● **To do**
List each line of the data in which the string "this" appears.

━━━━━ Dataset ━━━━━

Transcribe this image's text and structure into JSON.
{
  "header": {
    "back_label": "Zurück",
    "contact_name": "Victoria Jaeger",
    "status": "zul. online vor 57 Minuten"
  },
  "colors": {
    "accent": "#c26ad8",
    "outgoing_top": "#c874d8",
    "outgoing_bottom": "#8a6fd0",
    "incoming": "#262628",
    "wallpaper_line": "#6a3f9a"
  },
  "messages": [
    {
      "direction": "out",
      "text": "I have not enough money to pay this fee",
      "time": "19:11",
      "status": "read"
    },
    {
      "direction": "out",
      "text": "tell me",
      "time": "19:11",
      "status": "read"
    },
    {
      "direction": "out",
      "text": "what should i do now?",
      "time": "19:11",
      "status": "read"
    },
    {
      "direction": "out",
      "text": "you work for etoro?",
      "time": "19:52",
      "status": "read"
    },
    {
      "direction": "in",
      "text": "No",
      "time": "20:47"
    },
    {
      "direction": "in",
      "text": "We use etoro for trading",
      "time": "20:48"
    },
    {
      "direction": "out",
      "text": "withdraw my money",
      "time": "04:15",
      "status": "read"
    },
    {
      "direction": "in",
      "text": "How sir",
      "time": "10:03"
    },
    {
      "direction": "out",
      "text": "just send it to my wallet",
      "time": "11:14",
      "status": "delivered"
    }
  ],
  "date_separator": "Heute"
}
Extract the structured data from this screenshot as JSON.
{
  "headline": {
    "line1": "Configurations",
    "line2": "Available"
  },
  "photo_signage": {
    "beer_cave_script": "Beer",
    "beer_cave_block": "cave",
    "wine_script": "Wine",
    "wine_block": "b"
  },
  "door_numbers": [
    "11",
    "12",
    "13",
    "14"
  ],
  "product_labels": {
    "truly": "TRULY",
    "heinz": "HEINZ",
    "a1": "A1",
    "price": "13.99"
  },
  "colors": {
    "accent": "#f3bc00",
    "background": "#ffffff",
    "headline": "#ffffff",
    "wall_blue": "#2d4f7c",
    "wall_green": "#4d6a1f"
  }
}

━━━━━

● **Response to the exercise**
Transcribe this image's text and structure into JSON.
      "text": "I have not enough money to pay this fee",
Extract the structured data from this screenshot as JSON.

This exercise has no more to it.